▶ Task description:
Every line with the string "mail" should be copied from the data.

Source data:

+++++

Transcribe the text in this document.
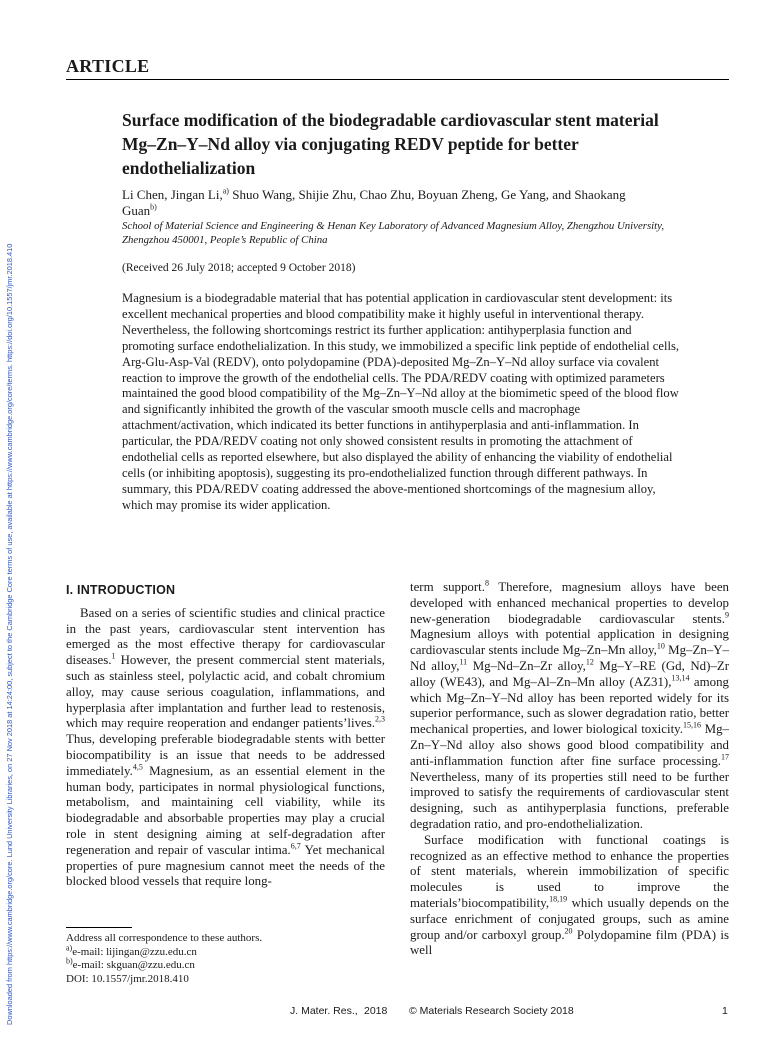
Downloaded from https://www.cambridge.org/core. Lund University Libraries, on 27 Nov 2018 at 14:24:00, subject to the Cambridge Core terms of use, available at https://www.cambridge.org/core/terms. https://doi.org/10.1557/jmr.2018.410
ARTICLE
Surface modification of the biodegradable cardiovascular stent material Mg–Zn–Y–Nd alloy via conjugating REDV peptide for better endothelialization

Li Chen, Jingan Li,$^{a)}$ Shuo Wang, Shijie Zhu, Chao Zhu, Boyuan Zheng, Ge Yang, and Shaokang Guan$^{b)}$

School of Material Science and Engineering & Henan Key Laboratory of Advanced Magnesium Alloy, Zhengzhou University, Zhengzhou 450001, People’s Republic of China

(Received 26 July 2018; accepted 9 October 2018)

Magnesium is a biodegradable material that has potential application in cardiovascular stent development: its excellent mechanical properties and blood compatibility make it highly useful in interventional therapy. Nevertheless, the following shortcomings restrict its further application: antihyperplasia function and promoting surface endothelialization. In this study, we immobilized a specific link peptide of endothelial cells, Arg-Glu-Asp-Val (REDV), onto polydopamine (PDA)-deposited Mg–Zn–Y–Nd alloy surface via covalent reaction to improve the growth of the endothelial cells. The PDA/REDV coating with optimized parameters maintained the good blood compatibility of the Mg–Zn–Y–Nd alloy at the biomimetic speed of the blood flow and significantly inhibited the growth of the vascular smooth muscle cells and macrophage attachment/activation, which indicated its better functions in antihyperplasia and anti-inflammation. In particular, the PDA/REDV coating not only showed consistent results in promoting the attachment of endothelial cells as reported elsewhere, but also displayed the ability of enhancing the viability of endothelial cells (or inhibiting apoptosis), suggesting its pro-endothelialized function through different pathways. In summary, this PDA/REDV coating addressed the above-mentioned shortcomings of the magnesium alloy, which may promise its wider application.

I. INTRODUCTION

Based on a series of scientific studies and clinical practice in the past years, cardiovascular stent intervention has emerged as the most effective therapy for cardiovascular diseases.$^1$ However, the present commercial stent materials, such as stainless steel, polylactic acid, and cobalt chromium alloy, may cause serious coagulation, inflammations, and hyperplasia after implantation and further lead to restenosis, which may require reoperation and endanger patients’lives.$^{2,3}$ Thus, developing preferable biodegradable stents with better biocompatibility is an issue that needs to be addressed immediately.$^{4,5}$ Magnesium, as an essential element in the human body, participates in normal physiological functions, metabolism, and maintaining cell viability, while its biodegradable and absorbable properties may play a crucial role in stent designing aiming at self-degradation after regeneration and repair of vascular intima.$^{6,7}$ Yet mechanical properties of pure magnesium cannot meet the needs of the blocked blood vessels that require long-

term support.$^8$ Therefore, magnesium alloys have been developed with enhanced mechanical properties to develop new-generation biodegradable cardiovascular stents.$^9$ Magnesium alloys with potential application in designing cardiovascular stents include Mg–Zn–Mn alloy,$^{10}$ Mg–Zn–Y–Nd alloy,$^{11}$ Mg–Nd–Zn–Zr alloy,$^{12}$ Mg–Y–RE (Gd, Nd)–Zr alloy (WE43), and Mg–Al–Zn–Mn alloy (AZ31),$^{13,14}$ among which Mg–Zn–Y–Nd alloy has been reported widely for its superior performance, such as slower degradation ratio, better mechanical properties, and lower biological toxicity.$^{15,16}$ Mg–Zn–Y–Nd alloy also shows good blood compatibility and anti-inflammation function after fine surface processing.$^{17}$ Nevertheless, many of its properties still need to be further improved to satisfy the requirements of cardiovascular stent designing, such as antihyperplasia functions, preferable degradation ratio, and pro-endothelialization.

Surface modification with functional coatings is recognized as an effective method to enhance the properties of stent materials, wherein immobilization of specific molecules is used to improve the materials’biocompatibility,$^{18,19}$ which usually depends on the surface enrichment of conjugated groups, such as amine group and/or carboxyl group.$^{20}$ Polydopamine film (PDA) is well

Address all correspondence to these authors.
$^{a)}$e-mail: lijingan@zzu.edu.cn
$^{b)}$e-mail: skguan@zzu.edu.cn
DOI: 10.1557/jmr.2018.410
J. Mater. Res., 2018 © Materials Research Society 2018	1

+++++

▶ Exercise solution:
$^{a)}$e-mail: lijingan@zzu.edu.cn
$^{b)}$e-mail: skguan@zzu.edu.cn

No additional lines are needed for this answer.